• _SHORT PROBLEM_
Each line that includes "dropped" counts once; give the total and nothing besides.
#### EXERCISE MATERIALS ####
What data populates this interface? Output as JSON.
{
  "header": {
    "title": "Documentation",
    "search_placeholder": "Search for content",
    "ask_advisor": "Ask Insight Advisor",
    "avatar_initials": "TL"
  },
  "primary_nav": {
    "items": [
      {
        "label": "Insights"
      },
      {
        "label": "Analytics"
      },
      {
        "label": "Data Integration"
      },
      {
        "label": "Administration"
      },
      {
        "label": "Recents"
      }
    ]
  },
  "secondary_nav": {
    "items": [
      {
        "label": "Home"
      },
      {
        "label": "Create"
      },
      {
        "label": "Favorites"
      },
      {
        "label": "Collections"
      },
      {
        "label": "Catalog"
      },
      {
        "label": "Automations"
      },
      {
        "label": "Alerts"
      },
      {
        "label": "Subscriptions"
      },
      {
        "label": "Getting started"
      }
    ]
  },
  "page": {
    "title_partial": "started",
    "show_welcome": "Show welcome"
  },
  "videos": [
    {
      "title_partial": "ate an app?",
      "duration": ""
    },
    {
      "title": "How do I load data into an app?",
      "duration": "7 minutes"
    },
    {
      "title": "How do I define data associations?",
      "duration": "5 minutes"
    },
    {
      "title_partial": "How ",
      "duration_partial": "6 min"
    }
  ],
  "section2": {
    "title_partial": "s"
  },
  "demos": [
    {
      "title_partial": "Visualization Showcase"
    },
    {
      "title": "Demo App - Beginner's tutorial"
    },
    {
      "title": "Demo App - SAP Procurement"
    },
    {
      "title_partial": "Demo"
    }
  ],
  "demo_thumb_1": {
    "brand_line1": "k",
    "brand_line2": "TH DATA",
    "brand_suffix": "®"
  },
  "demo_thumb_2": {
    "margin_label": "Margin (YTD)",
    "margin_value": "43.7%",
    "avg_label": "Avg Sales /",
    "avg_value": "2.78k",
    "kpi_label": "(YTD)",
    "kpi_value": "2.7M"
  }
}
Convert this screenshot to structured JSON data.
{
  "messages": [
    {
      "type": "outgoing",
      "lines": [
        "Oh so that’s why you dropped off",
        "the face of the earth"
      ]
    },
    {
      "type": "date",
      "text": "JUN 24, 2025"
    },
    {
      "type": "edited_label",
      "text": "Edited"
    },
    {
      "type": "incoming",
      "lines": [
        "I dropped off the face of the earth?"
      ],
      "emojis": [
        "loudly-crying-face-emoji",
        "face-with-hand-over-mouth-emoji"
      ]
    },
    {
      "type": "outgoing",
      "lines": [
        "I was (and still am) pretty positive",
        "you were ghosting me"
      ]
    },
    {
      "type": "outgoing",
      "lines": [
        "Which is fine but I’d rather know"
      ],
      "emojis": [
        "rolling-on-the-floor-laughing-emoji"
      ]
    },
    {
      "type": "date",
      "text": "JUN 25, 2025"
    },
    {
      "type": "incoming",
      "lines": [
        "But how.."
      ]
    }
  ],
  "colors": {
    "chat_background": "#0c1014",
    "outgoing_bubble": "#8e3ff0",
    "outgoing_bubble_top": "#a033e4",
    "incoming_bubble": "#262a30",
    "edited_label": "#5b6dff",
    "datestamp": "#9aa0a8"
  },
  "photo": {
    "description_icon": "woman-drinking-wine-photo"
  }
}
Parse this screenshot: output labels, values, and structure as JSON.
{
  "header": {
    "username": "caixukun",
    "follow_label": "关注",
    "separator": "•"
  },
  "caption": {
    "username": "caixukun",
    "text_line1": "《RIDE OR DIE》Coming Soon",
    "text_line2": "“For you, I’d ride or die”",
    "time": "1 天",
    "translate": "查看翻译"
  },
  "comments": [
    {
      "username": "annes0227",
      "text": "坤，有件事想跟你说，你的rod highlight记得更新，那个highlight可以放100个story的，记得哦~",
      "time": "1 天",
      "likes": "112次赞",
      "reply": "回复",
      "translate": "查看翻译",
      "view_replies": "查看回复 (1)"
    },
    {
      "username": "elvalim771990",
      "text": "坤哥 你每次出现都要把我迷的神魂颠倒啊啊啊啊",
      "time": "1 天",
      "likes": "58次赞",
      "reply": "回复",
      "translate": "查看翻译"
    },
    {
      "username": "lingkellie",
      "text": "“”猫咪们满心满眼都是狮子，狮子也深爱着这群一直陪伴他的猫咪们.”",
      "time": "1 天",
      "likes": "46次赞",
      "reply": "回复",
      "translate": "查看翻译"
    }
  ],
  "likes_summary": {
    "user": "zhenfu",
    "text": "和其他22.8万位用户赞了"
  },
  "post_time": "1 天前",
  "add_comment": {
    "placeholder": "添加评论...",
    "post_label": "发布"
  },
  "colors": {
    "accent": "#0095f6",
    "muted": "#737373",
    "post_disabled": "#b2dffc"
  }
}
####
• _THE SOLUTION_
2